Nicht nur in der Ukraine ist Krieg!
Zehn Wochen Krieg in der Ukraine, nun ja es ist alles relativ: der Krieg in Syrien dauert schon elf Jahre – nicht Wochen!
Die Welt titelt am 14.12.2020 „Weltweit 29 Kriege und bewaffnete Konflikte in diesem Jahr„ . Der Weser- Kurier gibt am 19.3.2022 eine Übersichtskarte „In diesen Ländern wird aktuell gekämpft“.
Von manchen Kriegen wissen wir gar nichts, von manchen wollen wir nichts wissen. Ich versuche das im Hinterkopf zu behalten, obwohl es mir genauso geht: über den Ukraine-Krieg denke ich viel mehr nach, lese viel mehr als über jeden anderen kriegerischen Konflikt.
„Der Feind “ – ein Mensch!
Ich versuche zu verstehen, was zu einer friedlichen Zukunft notwendig ist. Im Moment lese ich allerdings viel öfter Dinge, die Hass und Feindschaft zementieren: „der Feind“ wird nicht mehr als Mensch gesehen. Ja, auch ich fühle eine „klammheimliche Freude“, wenn ich höre, dass ein russisches Bataillon komplett aufgerieben wurde. Ich muss mich zur Ordnung rufen: das sind 1000 Menschen. MENSCHEN!

● **Aufgabe 1**: Gib aus dem Textauszug über die Kriege der Gegenwart die Passage wortgetreu wieder, die mit „Von manchen Kriegen“ beginnt und bis einschließlich „anderen kriegerischen Konflikt.“ reicht.
● **Aufgabe 2**: Wie lange dauert der Krieg in Syrien laut dem Textauszug über die Kriege der Gegenwart bereits?
● **Aufgabe 3**: Setze den Textauszug über die Kriege der Gegenwart im Anschluss an seinen letzten Satz fort.

● **Bereitgestellte Daten**:
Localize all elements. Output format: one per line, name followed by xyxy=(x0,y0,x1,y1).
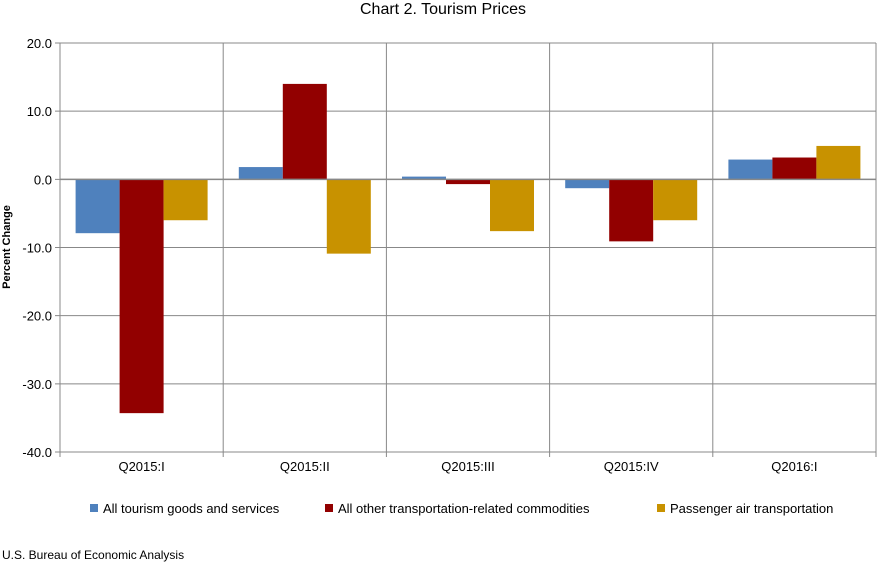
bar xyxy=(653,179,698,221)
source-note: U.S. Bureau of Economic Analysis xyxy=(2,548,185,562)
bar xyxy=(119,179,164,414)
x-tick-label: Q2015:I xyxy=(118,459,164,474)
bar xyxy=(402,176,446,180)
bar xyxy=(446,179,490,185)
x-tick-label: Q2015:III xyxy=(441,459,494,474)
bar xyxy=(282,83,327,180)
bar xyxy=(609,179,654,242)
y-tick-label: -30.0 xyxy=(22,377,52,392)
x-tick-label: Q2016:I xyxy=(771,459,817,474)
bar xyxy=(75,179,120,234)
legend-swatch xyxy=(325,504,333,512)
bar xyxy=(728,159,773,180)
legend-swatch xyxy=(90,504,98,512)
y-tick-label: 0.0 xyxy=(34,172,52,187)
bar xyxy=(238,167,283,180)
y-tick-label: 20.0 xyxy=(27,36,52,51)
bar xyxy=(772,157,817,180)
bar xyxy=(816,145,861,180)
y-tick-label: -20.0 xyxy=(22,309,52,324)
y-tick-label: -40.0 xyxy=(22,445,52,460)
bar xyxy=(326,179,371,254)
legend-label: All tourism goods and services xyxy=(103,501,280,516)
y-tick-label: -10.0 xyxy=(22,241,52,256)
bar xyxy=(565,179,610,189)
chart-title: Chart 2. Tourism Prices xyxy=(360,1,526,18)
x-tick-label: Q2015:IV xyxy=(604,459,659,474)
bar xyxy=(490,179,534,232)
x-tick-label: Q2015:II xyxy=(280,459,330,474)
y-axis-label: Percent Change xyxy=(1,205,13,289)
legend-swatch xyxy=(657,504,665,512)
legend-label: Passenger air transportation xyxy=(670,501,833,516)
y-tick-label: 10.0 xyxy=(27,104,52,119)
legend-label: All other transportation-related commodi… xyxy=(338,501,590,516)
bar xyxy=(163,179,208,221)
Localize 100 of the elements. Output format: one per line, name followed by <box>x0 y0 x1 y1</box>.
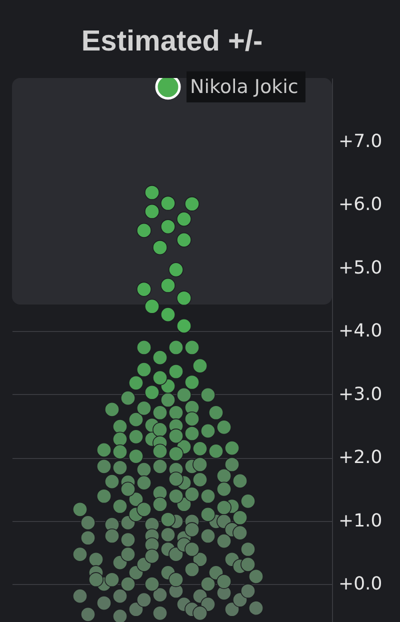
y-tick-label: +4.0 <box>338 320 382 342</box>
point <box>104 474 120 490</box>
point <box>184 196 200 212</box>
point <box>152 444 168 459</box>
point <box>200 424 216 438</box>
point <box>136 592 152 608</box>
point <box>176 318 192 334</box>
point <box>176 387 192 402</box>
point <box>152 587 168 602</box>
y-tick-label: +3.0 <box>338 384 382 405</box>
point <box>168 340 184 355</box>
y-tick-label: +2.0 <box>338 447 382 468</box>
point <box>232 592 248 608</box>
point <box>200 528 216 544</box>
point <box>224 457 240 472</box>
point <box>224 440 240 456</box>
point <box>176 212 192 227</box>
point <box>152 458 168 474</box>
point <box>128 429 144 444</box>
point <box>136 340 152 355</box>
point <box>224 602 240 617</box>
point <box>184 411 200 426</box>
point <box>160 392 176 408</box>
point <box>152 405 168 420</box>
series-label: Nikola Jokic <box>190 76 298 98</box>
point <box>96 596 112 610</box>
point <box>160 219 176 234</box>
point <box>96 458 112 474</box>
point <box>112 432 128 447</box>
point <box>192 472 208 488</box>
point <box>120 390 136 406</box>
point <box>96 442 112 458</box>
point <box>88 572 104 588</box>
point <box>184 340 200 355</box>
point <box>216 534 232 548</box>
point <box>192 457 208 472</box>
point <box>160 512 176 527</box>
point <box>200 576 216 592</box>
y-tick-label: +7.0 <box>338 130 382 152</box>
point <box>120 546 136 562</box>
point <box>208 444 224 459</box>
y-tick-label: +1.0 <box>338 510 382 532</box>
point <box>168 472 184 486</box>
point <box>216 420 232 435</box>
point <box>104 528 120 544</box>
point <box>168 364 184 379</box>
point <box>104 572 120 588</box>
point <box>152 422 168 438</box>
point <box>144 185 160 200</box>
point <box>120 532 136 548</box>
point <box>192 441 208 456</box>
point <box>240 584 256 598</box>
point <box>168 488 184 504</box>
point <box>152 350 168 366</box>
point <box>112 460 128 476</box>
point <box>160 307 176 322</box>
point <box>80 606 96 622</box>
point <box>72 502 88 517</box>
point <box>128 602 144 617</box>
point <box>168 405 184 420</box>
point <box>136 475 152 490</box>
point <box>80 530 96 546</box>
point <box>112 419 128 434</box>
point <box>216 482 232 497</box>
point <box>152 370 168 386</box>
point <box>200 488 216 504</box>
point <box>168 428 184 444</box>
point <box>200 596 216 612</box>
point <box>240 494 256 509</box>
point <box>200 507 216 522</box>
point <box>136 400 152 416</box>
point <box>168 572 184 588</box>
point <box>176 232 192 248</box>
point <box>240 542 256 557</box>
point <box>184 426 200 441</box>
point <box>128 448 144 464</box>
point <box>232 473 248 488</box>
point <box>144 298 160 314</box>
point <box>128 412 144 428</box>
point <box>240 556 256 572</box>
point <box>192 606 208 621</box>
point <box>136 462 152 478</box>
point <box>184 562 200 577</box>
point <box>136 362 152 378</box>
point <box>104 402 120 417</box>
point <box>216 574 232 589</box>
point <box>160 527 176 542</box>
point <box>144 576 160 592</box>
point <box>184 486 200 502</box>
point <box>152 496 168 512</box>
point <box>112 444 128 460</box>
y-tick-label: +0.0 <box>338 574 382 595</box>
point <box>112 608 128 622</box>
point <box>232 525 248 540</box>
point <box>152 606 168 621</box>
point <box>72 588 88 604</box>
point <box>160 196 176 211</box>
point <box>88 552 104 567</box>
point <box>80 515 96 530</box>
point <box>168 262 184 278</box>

● **Antwort 1**:
Von manchen Kriegen wissen wir gar nichts, von manchen wollen wir nichts wissen. Ich versuche das im Hinterkopf zu behalten, obwohl es mir genauso geht: über den Ukraine-Krieg denke ich viel mehr nach, lese viel mehr als über jeden anderen kriegerischen Konflikt.

● **Antwort 2**: Elf Jahre.

● **Antwort 3**:
Leichen russische Soldaten sollen angeblich in ukrainischen Kühlwaggons lagern, bis sie der russischen Seite übergeben werden können. Ihren Frauen, ihren Kindern, ihren Müttern, ihren Vätern.
Ich denke an eine Kurzgeschichte, vielleicht von Camus? Ich kann sie nicht finden. Der Inhalt: Ein Soldat brennt darauf, endlich so einen Nazi-Deutschen zu killen. Er redet von nichts anderem, malt sich den Triumph aus. Und dann hat er ihn getötet, und alles ist anders: Beim Anblick des Toten kann er nur noch sagen „Le pauvre – der Arme“. Die Menschlichkeit hat in wieder, weil er grausam erinnert wird: mein Feind – das ist keine Bestie, das ist ein Mensch.
Es ist nicht leicht, beide Wahrheiten gleichzeitig zu wissen: das ist mein Feind – das ist ein Mensch.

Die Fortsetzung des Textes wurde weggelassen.